| Provided data |
==*==
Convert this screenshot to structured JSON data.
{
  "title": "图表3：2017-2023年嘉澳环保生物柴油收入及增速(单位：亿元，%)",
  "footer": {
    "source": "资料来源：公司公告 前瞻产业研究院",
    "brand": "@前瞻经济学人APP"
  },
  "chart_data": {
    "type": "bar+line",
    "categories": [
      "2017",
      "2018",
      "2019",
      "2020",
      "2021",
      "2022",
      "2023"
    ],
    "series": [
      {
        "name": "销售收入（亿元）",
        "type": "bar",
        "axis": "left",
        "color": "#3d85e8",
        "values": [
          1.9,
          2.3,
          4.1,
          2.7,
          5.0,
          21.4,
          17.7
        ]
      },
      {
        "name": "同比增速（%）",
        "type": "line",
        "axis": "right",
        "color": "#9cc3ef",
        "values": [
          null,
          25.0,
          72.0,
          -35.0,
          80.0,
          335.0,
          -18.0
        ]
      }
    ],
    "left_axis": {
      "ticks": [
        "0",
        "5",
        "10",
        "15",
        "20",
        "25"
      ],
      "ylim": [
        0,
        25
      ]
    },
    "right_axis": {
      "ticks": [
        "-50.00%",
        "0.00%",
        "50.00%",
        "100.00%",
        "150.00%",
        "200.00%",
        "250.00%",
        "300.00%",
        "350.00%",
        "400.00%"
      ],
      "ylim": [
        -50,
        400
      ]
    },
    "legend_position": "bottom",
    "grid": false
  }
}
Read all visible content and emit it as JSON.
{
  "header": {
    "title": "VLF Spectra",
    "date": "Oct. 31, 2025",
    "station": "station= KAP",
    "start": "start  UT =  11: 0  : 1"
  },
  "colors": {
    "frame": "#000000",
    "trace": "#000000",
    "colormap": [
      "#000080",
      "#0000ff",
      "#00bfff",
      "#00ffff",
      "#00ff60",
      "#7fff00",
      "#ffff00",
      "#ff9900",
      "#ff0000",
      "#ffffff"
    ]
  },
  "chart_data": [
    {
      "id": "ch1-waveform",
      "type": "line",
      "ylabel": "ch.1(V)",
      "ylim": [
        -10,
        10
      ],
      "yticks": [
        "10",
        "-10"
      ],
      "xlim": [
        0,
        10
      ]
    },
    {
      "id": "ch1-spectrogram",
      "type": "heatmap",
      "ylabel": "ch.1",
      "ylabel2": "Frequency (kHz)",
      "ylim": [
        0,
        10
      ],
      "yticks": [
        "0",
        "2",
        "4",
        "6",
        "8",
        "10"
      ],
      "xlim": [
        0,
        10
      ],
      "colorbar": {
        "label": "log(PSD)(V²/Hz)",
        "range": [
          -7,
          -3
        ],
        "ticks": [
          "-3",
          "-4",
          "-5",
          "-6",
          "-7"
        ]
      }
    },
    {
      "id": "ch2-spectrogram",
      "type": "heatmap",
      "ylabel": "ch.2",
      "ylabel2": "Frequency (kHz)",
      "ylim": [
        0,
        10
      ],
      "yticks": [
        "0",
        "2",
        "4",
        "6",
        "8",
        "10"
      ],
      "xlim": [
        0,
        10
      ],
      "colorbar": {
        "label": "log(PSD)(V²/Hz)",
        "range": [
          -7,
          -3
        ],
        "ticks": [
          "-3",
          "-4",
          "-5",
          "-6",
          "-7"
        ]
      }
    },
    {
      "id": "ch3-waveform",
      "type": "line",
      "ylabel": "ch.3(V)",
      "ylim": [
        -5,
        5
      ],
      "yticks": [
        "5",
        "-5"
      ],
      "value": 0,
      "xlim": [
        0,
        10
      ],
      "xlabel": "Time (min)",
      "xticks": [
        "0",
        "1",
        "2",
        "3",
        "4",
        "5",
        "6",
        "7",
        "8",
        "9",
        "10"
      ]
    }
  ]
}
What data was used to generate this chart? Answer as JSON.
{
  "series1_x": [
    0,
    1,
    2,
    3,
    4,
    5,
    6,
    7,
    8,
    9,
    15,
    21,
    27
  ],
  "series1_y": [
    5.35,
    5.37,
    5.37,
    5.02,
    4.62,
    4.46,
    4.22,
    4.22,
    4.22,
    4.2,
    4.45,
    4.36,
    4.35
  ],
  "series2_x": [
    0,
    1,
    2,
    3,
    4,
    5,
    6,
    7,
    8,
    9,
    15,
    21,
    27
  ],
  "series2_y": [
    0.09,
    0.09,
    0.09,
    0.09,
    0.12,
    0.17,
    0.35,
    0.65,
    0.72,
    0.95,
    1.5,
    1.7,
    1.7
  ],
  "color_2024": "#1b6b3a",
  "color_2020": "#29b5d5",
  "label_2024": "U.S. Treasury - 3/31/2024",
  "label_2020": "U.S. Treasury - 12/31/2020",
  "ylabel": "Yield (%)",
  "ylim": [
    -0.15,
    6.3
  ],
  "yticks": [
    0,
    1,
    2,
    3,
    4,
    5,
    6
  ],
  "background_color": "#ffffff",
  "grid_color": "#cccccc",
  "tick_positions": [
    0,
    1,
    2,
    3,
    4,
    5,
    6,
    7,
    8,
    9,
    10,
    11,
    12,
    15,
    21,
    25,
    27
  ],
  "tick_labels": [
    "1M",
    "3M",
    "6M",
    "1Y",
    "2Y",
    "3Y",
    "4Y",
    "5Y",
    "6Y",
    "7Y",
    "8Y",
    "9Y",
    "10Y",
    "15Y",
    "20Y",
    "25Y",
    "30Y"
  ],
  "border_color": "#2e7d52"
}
==*==
Write down every line of the data exactly as it appears above.

Convert this screenshot to structured JSON data.
{
  "title": "图表3：2017-2023年嘉澳环保生物柴油收入及增速(单位：亿元，%)",
  "footer": {
    "source": "资料来源：公司公告 前瞻产业研究院",
    "brand": "@前瞻经济学人APP"
  },
  "chart_data": {
    "type": "bar+line",
    "categories": [
      "2017",
      "2018",
      "2019",
      "2020",
      "2021",
      "2022",
      "2023"
    ],
    "series": [
      {
        "name": "销售收入（亿元）",
        "type": "bar",
        "axis": "left",
        "color": "#3d85e8",
        "values": [
          1.9,
          2.3,
          4.1,
          2.7,
          5.0,
          21.4,
          17.7
        ]
      },
      {
        "name": "同比增速（%）",
        "type": "line",
        "axis": "right",
        "color": "#9cc3ef",
        "values": [
          null,
          25.0,
          72.0,
          -35.0,
          80.0,
          335.0,
          -18.0
        ]
      }
    ],
    "left_axis": {
      "ticks": [
        "0",
        "5",
        "10",
        "15",
        "20",
        "25"
      ],
      "ylim": [
        0,
        25
      ]
    },
    "right_axis": {
      "ticks": [
        "-50.00%",
        "0.00%",
        "50.00%",
        "100.00%",
        "150.00%",
        "200.00%",
        "250.00%",
        "300.00%",
        "350.00%",
        "400.00%"
      ],
      "ylim": [
        -50,
        400
      ]
    },
    "legend_position": "bottom",
    "grid": false
  }
}
Read all visible content and emit it as JSON.
{
  "header": {
    "title": "VLF Spectra",
    "date": "Oct. 31, 2025",
    "station": "station= KAP",
    "start": "start  UT =  11: 0  : 1"
  },
  "colors": {
    "frame": "#000000",
    "trace": "#000000",
    "colormap": [
      "#000080",
      "#0000ff",
      "#00bfff",
      "#00ffff",
      "#00ff60",
      "#7fff00",
      "#ffff00",
      "#ff9900",
      "#ff0000",
      "#ffffff"
    ]
  },
  "chart_data": [
    {
      "id": "ch1-waveform",
      "type": "line",
      "ylabel": "ch.1(V)",
      "ylim": [
        -10,
        10
      ],
      "yticks": [
        "10",
        "-10"
      ],
      "xlim": [
        0,
        10
      ]
    },
    {
      "id": "ch1-spectrogram",
      "type": "heatmap",
      "ylabel": "ch.1",
      "ylabel2": "Frequency (kHz)",
      "ylim": [
        0,
        10
      ],
      "yticks": [
        "0",
        "2",
        "4",
        "6",
        "8",
        "10"
      ],
      "xlim": [
        0,
        10
      ],
      "colorbar": {
        "label": "log(PSD)(V²/Hz)",
        "range": [
          -7,
          -3
        ],
        "ticks": [
          "-3",
          "-4",
          "-5",
          "-6",
          "-7"
        ]
      }
    },
    {
      "id": "ch2-spectrogram",
      "type": "heatmap",
      "ylabel": "ch.2",
      "ylabel2": "Frequency (kHz)",
      "ylim": [
        0,
        10
      ],
      "yticks": [
        "0",
        "2",
        "4",
        "6",
        "8",
        "10"
      ],
      "xlim": [
        0,
        10
      ],
      "colorbar": {
        "label": "log(PSD)(V²/Hz)",
        "range": [
          -7,
          -3
        ],
        "ticks": [
          "-3",
          "-4",
          "-5",
          "-6",
          "-7"
        ]
      }
    },
    {
      "id": "ch3-waveform",
      "type": "line",
      "ylabel": "ch.3(V)",
      "ylim": [
        -5,
        5
      ],
      "yticks": [
        "5",
        "-5"
      ],
      "value": 0,
      "xlim": [
        0,
        10
      ],
      "xlabel": "Time (min)",
      "xticks": [
        "0",
        "1",
        "2",
        "3",
        "4",
        "5",
        "6",
        "7",
        "8",
        "9",
        "10"
      ]
    }
  ]
}
What data was used to generate this chart? Answer as JSON.
{
  "series1_x": [
    0,
    1,
    2,
    3,
    4,
    5,
    6,
    7,
    8,
    9,
    15,
    21,
    27
  ],
  "series1_y": [
    5.35,
    5.37,
    5.37,
    5.02,
    4.62,
    4.46,
    4.22,
    4.22,
    4.22,
    4.2,
    4.45,
    4.36,
    4.35
  ],
  "series2_x": [
    0,
    1,
    2,
    3,
    4,
    5,
    6,
    7,
    8,
    9,
    15,
    21,
    27
  ],
  "series2_y": [
    0.09,
    0.09,
    0.09,
    0.09,
    0.12,
    0.17,
    0.35,
    0.65,
    0.72,
    0.95,
    1.5,
    1.7,
    1.7
  ],
  "color_2024": "#1b6b3a",
  "color_2020": "#29b5d5",
  "label_2024": "U.S. Treasury - 3/31/2024",
  "label_2020": "U.S. Treasury - 12/31/2020",
  "ylabel": "Yield (%)",
  "ylim": [
    -0.15,
    6.3
  ],
  "yticks": [
    0,
    1,
    2,
    3,
    4,
    5,
    6
  ],
  "background_color": "#ffffff",
  "grid_color": "#cccccc",
  "tick_positions": [
    0,
    1,
    2,
    3,
    4,
    5,
    6,
    7,
    8,
    9,
    10,
    11,
    12,
    15,
    21,
    25,
    27
  ],
  "tick_labels": [
    "1M",
    "3M",
    "6M",
    "1Y",
    "2Y",
    "3Y",
    "4Y",
    "5Y",
    "6Y",
    "7Y",
    "8Y",
    "9Y",
    "10Y",
    "15Y",
    "20Y",
    "25Y",
    "30Y"
  ],
  "border_color": "#2e7d52"
}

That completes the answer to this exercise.